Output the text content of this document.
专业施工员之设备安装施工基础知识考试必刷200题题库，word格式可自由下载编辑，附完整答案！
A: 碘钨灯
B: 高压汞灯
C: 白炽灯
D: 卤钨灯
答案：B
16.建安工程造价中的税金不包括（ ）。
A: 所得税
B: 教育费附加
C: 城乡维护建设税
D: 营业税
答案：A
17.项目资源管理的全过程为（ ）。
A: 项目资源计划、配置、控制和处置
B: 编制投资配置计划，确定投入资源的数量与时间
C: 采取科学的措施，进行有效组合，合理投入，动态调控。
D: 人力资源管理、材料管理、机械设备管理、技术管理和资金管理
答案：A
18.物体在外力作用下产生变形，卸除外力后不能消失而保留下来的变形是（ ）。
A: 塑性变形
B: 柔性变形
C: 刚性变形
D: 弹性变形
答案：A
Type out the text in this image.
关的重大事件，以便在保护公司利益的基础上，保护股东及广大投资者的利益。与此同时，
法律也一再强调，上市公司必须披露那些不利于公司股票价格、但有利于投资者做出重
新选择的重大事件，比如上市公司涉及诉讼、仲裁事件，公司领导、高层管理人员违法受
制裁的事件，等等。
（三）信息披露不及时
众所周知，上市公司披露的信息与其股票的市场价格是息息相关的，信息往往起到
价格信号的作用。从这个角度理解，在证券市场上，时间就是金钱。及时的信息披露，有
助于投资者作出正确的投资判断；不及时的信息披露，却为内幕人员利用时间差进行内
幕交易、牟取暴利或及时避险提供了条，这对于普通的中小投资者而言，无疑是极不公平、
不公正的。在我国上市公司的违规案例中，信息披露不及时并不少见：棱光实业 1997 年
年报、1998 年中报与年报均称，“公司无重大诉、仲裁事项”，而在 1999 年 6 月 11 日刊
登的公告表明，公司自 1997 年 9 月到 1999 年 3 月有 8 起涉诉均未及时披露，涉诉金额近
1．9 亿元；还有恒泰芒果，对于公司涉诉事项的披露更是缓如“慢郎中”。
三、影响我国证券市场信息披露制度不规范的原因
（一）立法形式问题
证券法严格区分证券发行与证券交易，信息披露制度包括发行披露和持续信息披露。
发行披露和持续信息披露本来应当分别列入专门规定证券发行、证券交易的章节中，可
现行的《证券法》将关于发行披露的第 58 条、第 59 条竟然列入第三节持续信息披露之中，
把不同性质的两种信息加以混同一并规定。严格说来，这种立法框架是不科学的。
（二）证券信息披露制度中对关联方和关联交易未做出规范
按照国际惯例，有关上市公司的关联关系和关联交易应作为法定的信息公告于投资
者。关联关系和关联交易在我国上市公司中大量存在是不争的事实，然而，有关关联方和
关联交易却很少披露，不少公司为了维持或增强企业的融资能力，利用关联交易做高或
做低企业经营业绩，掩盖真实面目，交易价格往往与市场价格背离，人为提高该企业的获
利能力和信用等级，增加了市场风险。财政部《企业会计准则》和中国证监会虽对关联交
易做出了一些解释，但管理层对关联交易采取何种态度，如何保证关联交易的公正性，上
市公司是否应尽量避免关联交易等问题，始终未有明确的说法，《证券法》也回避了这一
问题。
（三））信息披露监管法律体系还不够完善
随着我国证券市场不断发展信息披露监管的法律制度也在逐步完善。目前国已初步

> [Problem description]:
Please restate the data word for word, every record included.

> [Finished answer]:
Output the text content of this document.
专业施工员之设备安装施工基础知识考试必刷200题题库，word格式可自由下载编辑，附完整答案！
A: 碘钨灯
B: 高压汞灯
C: 白炽灯
D: 卤钨灯
答案：B
16.建安工程造价中的税金不包括（ ）。
A: 所得税
B: 教育费附加
C: 城乡维护建设税
D: 营业税
答案：A
17.项目资源管理的全过程为（ ）。
A: 项目资源计划、配置、控制和处置
B: 编制投资配置计划，确定投入资源的数量与时间
C: 采取科学的措施，进行有效组合，合理投入，动态调控。
D: 人力资源管理、材料管理、机械设备管理、技术管理和资金管理
答案：A
18.物体在外力作用下产生变形，卸除外力后不能消失而保留下来的变形是（ ）。
A: 塑性变形
B: 柔性变形
C: 刚性变形
D: 弹性变形
答案：A
Type out the text in this image.
关的重大事件，以便在保护公司利益的基础上，保护股东及广大投资者的利益。与此同时，
法律也一再强调，上市公司必须披露那些不利于公司股票价格、但有利于投资者做出重
新选择的重大事件，比如上市公司涉及诉讼、仲裁事件，公司领导、高层管理人员违法受
制裁的事件，等等。
（三）信息披露不及时
众所周知，上市公司披露的信息与其股票的市场价格是息息相关的，信息往往起到
价格信号的作用。从这个角度理解，在证券市场上，时间就是金钱。及时的信息披露，有
助于投资者作出正确的投资判断；不及时的信息披露，却为内幕人员利用时间差进行内
幕交易、牟取暴利或及时避险提供了条，这对于普通的中小投资者而言，无疑是极不公平、
不公正的。在我国上市公司的违规案例中，信息披露不及时并不少见：棱光实业 1997 年
年报、1998 年中报与年报均称，“公司无重大诉、仲裁事项”，而在 1999 年 6 月 11 日刊
登的公告表明，公司自 1997 年 9 月到 1999 年 3 月有 8 起涉诉均未及时披露，涉诉金额近
1．9 亿元；还有恒泰芒果，对于公司涉诉事项的披露更是缓如“慢郎中”。
三、影响我国证券市场信息披露制度不规范的原因
（一）立法形式问题
证券法严格区分证券发行与证券交易，信息披露制度包括发行披露和持续信息披露。
发行披露和持续信息披露本来应当分别列入专门规定证券发行、证券交易的章节中，可
现行的《证券法》将关于发行披露的第 58 条、第 59 条竟然列入第三节持续信息披露之中，
把不同性质的两种信息加以混同一并规定。严格说来，这种立法框架是不科学的。
（二）证券信息披露制度中对关联方和关联交易未做出规范
按照国际惯例，有关上市公司的关联关系和关联交易应作为法定的信息公告于投资
者。关联关系和关联交易在我国上市公司中大量存在是不争的事实，然而，有关关联方和
关联交易却很少披露，不少公司为了维持或增强企业的融资能力，利用关联交易做高或
做低企业经营业绩，掩盖真实面目，交易价格往往与市场价格背离，人为提高该企业的获
利能力和信用等级，增加了市场风险。财政部《企业会计准则》和中国证监会虽对关联交
易做出了一些解释，但管理层对关联交易采取何种态度，如何保证关联交易的公正性，上
市公司是否应尽量避免关联交易等问题，始终未有明确的说法，《证券法》也回避了这一
问题。
（三））信息披露监管法律体系还不够完善
随着我国证券市场不断发展信息披露监管的法律制度也在逐步完善。目前国已初步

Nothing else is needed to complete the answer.